#### TASK REQUIREMENTS
Report every line below that holds the word "bold".

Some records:
—————
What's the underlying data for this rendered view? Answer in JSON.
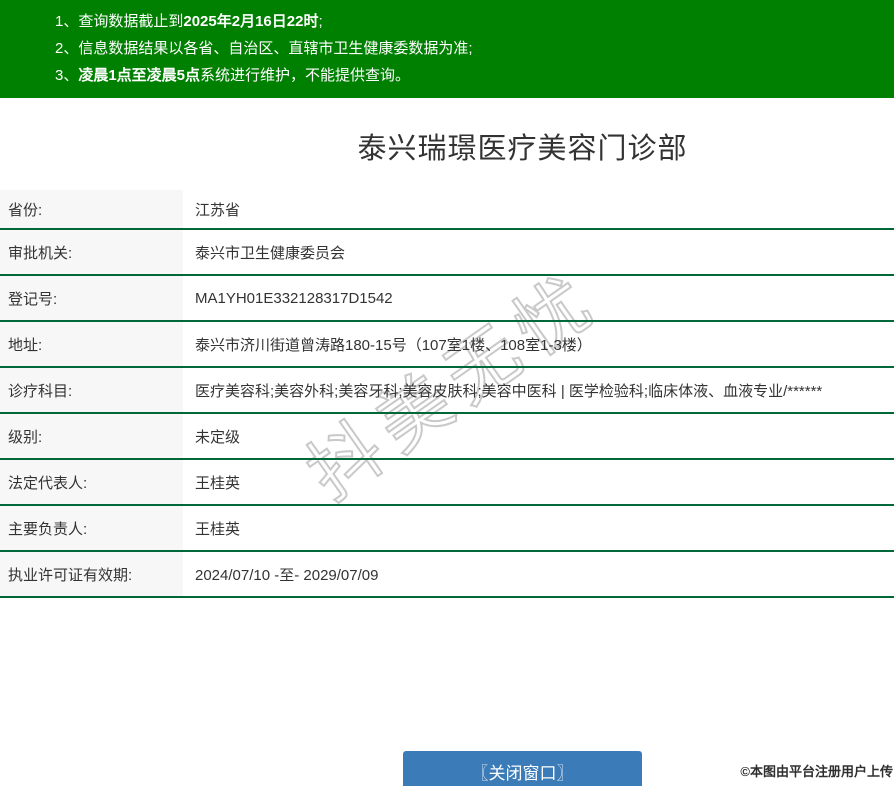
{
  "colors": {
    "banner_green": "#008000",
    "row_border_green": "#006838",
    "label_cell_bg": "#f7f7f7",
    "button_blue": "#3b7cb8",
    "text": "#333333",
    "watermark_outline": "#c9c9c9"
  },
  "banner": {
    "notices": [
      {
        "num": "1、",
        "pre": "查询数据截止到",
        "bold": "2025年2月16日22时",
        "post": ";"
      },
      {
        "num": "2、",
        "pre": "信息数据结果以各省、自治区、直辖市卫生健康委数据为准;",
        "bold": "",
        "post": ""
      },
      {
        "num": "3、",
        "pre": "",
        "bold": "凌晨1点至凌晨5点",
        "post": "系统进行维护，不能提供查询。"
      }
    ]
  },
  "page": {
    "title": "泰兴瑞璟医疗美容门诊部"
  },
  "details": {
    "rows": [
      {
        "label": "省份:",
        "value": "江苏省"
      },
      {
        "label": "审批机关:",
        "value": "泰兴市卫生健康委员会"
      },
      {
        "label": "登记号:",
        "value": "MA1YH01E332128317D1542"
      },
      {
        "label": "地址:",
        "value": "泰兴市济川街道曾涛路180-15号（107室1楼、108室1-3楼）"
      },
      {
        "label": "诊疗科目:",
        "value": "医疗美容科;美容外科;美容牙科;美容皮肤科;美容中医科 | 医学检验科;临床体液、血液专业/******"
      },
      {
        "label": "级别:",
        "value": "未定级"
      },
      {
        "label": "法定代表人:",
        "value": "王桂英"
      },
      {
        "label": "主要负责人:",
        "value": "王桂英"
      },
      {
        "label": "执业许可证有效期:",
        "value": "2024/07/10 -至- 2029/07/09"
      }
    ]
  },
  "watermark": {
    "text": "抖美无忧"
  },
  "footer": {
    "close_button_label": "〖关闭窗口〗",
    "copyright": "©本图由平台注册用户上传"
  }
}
—————
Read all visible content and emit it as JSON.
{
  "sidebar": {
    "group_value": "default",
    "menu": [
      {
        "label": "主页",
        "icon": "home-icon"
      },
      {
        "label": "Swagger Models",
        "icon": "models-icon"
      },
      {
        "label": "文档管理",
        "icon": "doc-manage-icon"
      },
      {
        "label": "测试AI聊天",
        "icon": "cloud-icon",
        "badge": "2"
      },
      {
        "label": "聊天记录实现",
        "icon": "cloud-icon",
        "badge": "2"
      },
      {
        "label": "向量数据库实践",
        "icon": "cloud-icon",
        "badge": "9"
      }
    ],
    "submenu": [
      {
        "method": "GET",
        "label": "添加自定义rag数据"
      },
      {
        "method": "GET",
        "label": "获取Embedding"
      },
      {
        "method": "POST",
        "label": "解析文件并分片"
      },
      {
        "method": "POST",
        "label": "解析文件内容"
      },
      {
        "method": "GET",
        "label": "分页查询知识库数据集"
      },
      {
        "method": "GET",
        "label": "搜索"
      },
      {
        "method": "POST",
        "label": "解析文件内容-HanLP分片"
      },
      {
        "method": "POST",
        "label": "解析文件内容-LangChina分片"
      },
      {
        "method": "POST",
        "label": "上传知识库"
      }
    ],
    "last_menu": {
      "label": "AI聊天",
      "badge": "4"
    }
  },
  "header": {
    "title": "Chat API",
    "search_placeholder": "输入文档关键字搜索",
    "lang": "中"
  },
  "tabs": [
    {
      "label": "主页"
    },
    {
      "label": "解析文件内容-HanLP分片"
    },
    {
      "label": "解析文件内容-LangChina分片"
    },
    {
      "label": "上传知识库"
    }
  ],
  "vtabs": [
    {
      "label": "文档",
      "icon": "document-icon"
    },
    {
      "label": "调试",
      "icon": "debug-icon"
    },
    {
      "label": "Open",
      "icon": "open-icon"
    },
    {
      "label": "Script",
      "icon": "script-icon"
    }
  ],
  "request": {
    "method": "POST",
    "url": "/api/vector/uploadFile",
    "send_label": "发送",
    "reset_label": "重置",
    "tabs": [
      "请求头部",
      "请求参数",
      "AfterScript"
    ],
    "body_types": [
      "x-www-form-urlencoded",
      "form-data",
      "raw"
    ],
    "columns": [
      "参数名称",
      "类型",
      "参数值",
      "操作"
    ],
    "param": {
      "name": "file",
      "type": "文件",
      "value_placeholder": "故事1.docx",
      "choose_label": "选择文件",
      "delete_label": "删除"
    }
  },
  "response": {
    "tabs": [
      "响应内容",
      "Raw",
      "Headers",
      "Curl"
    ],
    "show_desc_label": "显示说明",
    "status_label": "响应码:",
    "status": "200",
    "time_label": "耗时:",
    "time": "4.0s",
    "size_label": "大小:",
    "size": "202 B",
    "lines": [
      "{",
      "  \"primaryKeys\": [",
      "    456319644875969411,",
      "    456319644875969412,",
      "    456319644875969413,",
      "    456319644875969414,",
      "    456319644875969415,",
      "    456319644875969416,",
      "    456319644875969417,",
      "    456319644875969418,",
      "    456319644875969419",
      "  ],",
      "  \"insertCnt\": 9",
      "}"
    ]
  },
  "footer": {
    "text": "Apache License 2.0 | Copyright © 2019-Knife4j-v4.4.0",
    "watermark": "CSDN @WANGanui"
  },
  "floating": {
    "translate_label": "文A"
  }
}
—————
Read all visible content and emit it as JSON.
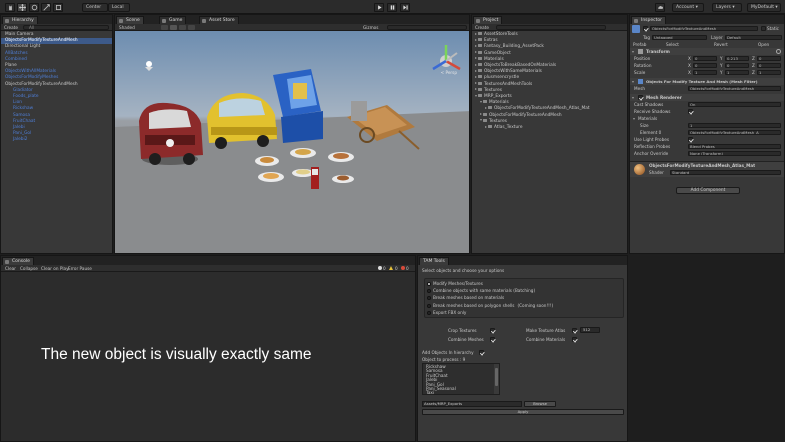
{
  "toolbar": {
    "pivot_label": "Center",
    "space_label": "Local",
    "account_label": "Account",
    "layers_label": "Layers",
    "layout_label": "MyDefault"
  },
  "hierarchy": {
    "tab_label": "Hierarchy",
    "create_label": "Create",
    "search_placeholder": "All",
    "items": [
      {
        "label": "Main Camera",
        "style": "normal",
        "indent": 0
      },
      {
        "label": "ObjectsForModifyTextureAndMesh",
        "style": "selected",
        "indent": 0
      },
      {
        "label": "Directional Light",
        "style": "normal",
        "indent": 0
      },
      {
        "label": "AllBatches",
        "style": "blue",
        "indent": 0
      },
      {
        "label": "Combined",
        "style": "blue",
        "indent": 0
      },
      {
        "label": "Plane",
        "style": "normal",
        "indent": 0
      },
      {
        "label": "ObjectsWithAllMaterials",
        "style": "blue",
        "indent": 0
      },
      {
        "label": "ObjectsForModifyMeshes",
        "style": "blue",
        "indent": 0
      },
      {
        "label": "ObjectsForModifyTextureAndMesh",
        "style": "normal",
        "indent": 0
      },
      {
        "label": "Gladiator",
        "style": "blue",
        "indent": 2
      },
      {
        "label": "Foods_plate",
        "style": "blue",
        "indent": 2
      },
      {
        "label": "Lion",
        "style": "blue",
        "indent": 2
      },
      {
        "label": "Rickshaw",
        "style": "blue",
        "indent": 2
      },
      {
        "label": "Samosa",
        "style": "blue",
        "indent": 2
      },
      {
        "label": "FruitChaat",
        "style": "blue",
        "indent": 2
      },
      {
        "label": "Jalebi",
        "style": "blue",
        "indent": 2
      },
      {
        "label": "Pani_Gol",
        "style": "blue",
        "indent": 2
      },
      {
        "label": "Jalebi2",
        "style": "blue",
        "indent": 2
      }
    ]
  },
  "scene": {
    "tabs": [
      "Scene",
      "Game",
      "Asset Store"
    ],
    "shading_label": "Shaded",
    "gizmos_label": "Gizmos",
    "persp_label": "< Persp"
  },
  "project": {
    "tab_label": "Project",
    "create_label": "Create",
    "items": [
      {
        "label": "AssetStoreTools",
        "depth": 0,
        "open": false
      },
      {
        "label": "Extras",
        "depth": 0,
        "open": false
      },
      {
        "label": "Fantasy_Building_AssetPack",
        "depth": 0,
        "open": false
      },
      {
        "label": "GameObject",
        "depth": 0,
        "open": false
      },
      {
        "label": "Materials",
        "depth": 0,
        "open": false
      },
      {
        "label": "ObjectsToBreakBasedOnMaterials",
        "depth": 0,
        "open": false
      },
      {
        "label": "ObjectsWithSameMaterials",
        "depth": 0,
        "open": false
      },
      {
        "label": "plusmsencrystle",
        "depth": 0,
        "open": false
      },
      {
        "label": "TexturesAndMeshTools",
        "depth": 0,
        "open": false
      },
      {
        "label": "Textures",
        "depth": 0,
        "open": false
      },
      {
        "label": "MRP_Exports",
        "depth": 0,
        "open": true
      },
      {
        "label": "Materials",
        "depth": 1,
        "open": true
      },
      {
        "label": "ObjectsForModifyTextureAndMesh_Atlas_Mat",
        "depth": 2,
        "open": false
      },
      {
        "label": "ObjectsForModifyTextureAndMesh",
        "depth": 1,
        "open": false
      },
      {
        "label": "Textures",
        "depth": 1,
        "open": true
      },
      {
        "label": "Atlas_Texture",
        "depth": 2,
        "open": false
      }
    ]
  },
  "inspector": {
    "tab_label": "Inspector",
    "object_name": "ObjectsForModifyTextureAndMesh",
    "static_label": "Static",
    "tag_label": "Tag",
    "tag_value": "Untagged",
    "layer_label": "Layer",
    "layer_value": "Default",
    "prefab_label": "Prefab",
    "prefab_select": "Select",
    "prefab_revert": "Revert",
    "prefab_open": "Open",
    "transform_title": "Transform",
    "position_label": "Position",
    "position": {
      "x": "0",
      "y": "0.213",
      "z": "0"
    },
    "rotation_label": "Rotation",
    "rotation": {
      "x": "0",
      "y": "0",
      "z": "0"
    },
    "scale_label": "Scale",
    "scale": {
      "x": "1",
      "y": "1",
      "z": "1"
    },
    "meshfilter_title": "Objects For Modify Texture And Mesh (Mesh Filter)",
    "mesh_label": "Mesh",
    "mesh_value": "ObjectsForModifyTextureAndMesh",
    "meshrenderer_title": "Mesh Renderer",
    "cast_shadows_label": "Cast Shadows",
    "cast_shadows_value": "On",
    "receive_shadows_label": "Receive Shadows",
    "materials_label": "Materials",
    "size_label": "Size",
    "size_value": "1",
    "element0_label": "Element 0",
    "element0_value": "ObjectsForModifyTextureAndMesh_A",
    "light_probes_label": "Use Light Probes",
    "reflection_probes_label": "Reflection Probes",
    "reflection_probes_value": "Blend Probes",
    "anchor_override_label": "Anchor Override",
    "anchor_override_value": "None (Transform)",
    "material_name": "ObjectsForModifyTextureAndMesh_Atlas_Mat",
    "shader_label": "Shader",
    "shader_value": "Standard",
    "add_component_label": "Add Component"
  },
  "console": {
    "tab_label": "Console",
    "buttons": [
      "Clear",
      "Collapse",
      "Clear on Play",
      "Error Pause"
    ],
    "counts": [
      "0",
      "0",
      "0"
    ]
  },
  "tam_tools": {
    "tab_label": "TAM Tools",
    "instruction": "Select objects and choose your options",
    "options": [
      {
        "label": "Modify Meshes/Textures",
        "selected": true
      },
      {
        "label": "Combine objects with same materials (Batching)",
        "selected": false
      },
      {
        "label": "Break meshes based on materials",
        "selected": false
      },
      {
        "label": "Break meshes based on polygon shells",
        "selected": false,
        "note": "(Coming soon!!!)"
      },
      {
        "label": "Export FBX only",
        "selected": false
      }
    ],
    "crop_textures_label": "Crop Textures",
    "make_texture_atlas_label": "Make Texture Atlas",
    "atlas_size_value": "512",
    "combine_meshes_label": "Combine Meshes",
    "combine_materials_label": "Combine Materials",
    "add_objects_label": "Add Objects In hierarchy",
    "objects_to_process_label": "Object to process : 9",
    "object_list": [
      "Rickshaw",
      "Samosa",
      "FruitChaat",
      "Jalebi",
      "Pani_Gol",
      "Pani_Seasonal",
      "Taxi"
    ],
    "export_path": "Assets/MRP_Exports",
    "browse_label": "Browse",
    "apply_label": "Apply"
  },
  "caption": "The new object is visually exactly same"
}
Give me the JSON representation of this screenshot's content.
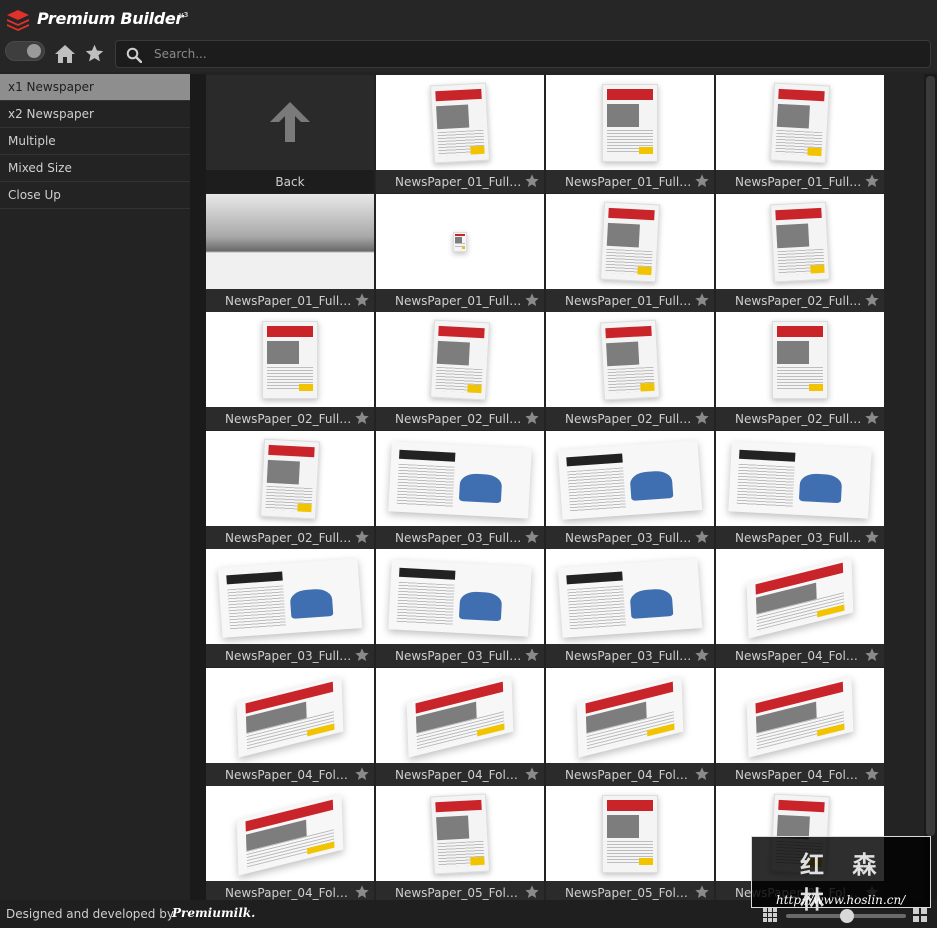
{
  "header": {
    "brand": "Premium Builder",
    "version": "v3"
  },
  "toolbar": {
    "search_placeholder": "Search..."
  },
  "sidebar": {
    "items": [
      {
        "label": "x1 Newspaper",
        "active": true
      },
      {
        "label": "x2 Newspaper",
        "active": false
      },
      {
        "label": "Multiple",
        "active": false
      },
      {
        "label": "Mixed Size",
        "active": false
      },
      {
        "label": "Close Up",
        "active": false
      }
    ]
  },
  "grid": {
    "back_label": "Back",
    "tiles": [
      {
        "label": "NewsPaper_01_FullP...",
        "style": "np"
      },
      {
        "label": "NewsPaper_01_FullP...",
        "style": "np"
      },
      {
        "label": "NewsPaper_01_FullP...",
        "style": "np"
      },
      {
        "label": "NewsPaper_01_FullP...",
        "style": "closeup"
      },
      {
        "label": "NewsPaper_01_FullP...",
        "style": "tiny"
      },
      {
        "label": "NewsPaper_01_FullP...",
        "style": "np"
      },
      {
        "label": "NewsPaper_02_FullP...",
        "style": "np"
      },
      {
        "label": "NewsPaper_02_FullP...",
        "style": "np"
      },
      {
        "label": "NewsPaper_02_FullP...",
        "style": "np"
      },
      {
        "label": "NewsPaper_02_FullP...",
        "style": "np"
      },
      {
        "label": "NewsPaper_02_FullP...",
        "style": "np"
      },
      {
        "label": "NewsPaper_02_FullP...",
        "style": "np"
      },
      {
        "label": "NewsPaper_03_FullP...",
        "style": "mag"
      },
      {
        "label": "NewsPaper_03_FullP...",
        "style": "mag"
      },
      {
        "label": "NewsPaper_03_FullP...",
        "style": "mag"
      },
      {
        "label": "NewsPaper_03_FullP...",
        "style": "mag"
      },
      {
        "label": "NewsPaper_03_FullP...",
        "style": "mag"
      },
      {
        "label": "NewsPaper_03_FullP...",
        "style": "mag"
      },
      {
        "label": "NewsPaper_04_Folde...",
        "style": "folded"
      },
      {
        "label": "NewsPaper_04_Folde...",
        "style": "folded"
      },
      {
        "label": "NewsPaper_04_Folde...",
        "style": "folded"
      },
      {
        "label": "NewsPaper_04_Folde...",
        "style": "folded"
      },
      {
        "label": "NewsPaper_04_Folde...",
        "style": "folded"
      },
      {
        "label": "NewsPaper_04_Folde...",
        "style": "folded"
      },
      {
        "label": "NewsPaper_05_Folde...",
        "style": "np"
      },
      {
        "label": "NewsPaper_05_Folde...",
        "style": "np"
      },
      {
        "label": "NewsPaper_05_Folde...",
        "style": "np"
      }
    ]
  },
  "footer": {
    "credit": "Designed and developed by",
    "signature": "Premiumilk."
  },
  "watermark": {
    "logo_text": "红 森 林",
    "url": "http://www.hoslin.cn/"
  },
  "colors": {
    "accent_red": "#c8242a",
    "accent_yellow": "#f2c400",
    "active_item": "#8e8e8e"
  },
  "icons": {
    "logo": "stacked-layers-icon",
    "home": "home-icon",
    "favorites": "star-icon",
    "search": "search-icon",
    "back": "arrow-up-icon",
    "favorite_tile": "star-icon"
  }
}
—————
#### ANSWER TO THIS PROBLEM
        "bold": "2025年2月16日22时",
        "bold": "",
        "bold": "凌晨1点至凌晨5点",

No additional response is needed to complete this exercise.